Repeat the whole of the data, keeping every detail the same.
· · · · ·
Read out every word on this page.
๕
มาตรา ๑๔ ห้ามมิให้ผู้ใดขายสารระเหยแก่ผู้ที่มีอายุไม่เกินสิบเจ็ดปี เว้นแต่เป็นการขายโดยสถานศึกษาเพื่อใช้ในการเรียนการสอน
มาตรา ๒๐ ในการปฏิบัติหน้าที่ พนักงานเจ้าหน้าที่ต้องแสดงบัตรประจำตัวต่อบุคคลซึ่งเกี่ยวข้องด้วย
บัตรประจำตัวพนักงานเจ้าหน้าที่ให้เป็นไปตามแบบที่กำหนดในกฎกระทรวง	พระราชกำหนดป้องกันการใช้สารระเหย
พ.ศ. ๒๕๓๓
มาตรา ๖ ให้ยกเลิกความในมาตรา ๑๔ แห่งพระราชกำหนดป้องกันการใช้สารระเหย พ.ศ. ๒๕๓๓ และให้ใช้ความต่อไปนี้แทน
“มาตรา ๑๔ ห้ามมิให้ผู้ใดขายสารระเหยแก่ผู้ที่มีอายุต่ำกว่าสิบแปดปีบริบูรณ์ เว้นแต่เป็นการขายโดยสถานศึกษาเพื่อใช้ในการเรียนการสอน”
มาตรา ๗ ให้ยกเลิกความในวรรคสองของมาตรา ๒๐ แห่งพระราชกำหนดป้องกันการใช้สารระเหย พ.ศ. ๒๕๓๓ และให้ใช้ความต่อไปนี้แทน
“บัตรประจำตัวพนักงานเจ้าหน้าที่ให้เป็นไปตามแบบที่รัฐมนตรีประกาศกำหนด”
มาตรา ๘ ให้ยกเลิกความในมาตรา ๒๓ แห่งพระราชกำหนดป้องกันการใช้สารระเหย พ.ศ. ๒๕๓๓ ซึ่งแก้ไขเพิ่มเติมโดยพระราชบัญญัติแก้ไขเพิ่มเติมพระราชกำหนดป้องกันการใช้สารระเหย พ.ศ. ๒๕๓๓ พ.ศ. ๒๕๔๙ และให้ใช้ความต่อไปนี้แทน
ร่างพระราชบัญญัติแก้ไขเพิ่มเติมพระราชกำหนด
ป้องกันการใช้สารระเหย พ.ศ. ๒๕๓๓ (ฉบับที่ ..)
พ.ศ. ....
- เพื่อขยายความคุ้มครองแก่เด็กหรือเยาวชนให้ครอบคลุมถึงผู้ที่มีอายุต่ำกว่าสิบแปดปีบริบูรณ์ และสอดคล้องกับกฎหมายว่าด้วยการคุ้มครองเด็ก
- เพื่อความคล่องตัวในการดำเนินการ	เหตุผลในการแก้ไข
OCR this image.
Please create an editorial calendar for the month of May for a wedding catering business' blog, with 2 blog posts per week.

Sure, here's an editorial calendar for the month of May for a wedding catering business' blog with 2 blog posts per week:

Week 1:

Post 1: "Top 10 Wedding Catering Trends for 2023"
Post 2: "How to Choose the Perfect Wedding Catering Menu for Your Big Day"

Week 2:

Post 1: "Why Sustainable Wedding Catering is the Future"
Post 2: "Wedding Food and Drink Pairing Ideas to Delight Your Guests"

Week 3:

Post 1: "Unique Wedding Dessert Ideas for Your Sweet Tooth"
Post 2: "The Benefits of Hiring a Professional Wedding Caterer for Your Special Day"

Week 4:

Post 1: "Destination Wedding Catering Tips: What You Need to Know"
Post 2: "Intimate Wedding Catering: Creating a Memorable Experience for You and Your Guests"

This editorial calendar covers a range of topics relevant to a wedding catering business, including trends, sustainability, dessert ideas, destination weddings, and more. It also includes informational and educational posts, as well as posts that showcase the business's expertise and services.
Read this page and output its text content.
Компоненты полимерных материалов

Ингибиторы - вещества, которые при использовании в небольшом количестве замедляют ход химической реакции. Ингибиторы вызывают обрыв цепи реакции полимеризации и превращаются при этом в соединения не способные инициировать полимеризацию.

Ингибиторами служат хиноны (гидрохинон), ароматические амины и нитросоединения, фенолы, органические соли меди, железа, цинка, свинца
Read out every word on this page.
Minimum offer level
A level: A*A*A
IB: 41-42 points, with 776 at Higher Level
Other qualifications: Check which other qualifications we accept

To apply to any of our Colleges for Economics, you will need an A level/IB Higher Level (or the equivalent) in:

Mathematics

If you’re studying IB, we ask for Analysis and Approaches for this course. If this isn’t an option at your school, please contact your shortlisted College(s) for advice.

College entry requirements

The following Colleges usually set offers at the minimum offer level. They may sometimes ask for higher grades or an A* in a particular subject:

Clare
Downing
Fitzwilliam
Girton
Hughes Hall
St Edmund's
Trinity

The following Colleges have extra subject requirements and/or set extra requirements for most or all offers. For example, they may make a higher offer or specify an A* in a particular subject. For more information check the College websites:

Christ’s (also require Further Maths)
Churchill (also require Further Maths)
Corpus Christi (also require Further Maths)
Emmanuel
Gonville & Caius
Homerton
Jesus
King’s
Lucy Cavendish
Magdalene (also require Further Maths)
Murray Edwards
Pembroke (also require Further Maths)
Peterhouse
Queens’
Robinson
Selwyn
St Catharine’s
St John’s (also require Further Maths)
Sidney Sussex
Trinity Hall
· · · · ·
**EXERCISE RESULT**
Read out every word on this page.
๕
มาตรา ๑๔ ห้ามมิให้ผู้ใดขายสารระเหยแก่ผู้ที่มีอายุไม่เกินสิบเจ็ดปี เว้นแต่เป็นการขายโดยสถานศึกษาเพื่อใช้ในการเรียนการสอน
มาตรา ๒๐ ในการปฏิบัติหน้าที่ พนักงานเจ้าหน้าที่ต้องแสดงบัตรประจำตัวต่อบุคคลซึ่งเกี่ยวข้องด้วย
บัตรประจำตัวพนักงานเจ้าหน้าที่ให้เป็นไปตามแบบที่กำหนดในกฎกระทรวง	พระราชกำหนดป้องกันการใช้สารระเหย
พ.ศ. ๒๕๓๓
มาตรา ๖ ให้ยกเลิกความในมาตรา ๑๔ แห่งพระราชกำหนดป้องกันการใช้สารระเหย พ.ศ. ๒๕๓๓ และให้ใช้ความต่อไปนี้แทน
“มาตรา ๑๔ ห้ามมิให้ผู้ใดขายสารระเหยแก่ผู้ที่มีอายุต่ำกว่าสิบแปดปีบริบูรณ์ เว้นแต่เป็นการขายโดยสถานศึกษาเพื่อใช้ในการเรียนการสอน”
มาตรา ๗ ให้ยกเลิกความในวรรคสองของมาตรา ๒๐ แห่งพระราชกำหนดป้องกันการใช้สารระเหย พ.ศ. ๒๕๓๓ และให้ใช้ความต่อไปนี้แทน
“บัตรประจำตัวพนักงานเจ้าหน้าที่ให้เป็นไปตามแบบที่รัฐมนตรีประกาศกำหนด”
มาตรา ๘ ให้ยกเลิกความในมาตรา ๒๓ แห่งพระราชกำหนดป้องกันการใช้สารระเหย พ.ศ. ๒๕๓๓ ซึ่งแก้ไขเพิ่มเติมโดยพระราชบัญญัติแก้ไขเพิ่มเติมพระราชกำหนดป้องกันการใช้สารระเหย พ.ศ. ๒๕๓๓ พ.ศ. ๒๕๔๙ และให้ใช้ความต่อไปนี้แทน
ร่างพระราชบัญญัติแก้ไขเพิ่มเติมพระราชกำหนด
ป้องกันการใช้สารระเหย พ.ศ. ๒๕๓๓ (ฉบับที่ ..)
พ.ศ. ....
- เพื่อขยายความคุ้มครองแก่เด็กหรือเยาวชนให้ครอบคลุมถึงผู้ที่มีอายุต่ำกว่าสิบแปดปีบริบูรณ์ และสอดคล้องกับกฎหมายว่าด้วยการคุ้มครองเด็ก
- เพื่อความคล่องตัวในการดำเนินการ	เหตุผลในการแก้ไข
OCR this image.
Please create an editorial calendar for the month of May for a wedding catering business' blog, with 2 blog posts per week.

Sure, here's an editorial calendar for the month of May for a wedding catering business' blog with 2 blog posts per week:

Week 1:

Post 1: "Top 10 Wedding Catering Trends for 2023"
Post 2: "How to Choose the Perfect Wedding Catering Menu for Your Big Day"

Week 2:

Post 1: "Why Sustainable Wedding Catering is the Future"
Post 2: "Wedding Food and Drink Pairing Ideas to Delight Your Guests"

Week 3:

Post 1: "Unique Wedding Dessert Ideas for Your Sweet Tooth"
Post 2: "The Benefits of Hiring a Professional Wedding Caterer for Your Special Day"

Week 4:

Post 1: "Destination Wedding Catering Tips: What You Need to Know"
Post 2: "Intimate Wedding Catering: Creating a Memorable Experience for You and Your Guests"

This editorial calendar covers a range of topics relevant to a wedding catering business, including trends, sustainability, dessert ideas, destination weddings, and more. It also includes informational and educational posts, as well as posts that showcase the business's expertise and services.
Read this page and output its text content.
Компоненты полимерных материалов

Ингибиторы - вещества, которые при использовании в небольшом количестве замедляют ход химической реакции. Ингибиторы вызывают обрыв цепи реакции полимеризации и превращаются при этом в соединения не способные инициировать полимеризацию.

Ингибиторами служат хиноны (гидрохинон), ароматические амины и нитросоединения, фенолы, органические соли меди, железа, цинка, свинца
Read out every word on this page.
Minimum offer level
A level: A*A*A
IB: 41-42 points, with 776 at Higher Level
Other qualifications: Check which other qualifications we accept

To apply to any of our Colleges for Economics, you will need an A level/IB Higher Level (or the equivalent) in:

Mathematics

If you’re studying IB, we ask for Analysis and Approaches for this course. If this isn’t an option at your school, please contact your shortlisted College(s) for advice.

College entry requirements

The following Colleges usually set offers at the minimum offer level. They may sometimes ask for higher grades or an A* in a particular subject:

Clare
Downing
Fitzwilliam
Girton
Hughes Hall
St Edmund's
Trinity

The following Colleges have extra subject requirements and/or set extra requirements for most or all offers. For example, they may make a higher offer or specify an A* in a particular subject. For more information check the College websites:

Christ’s (also require Further Maths)
Churchill (also require Further Maths)
Corpus Christi (also require Further Maths)
Emmanuel
Gonville & Caius
Homerton
Jesus
King’s
Lucy Cavendish
Magdalene (also require Further Maths)
Murray Edwards
Pembroke (also require Further Maths)
Peterhouse
Queens’
Robinson
Selwyn
St Catharine’s
St John’s (also require Further Maths)
Sidney Sussex
Trinity Hall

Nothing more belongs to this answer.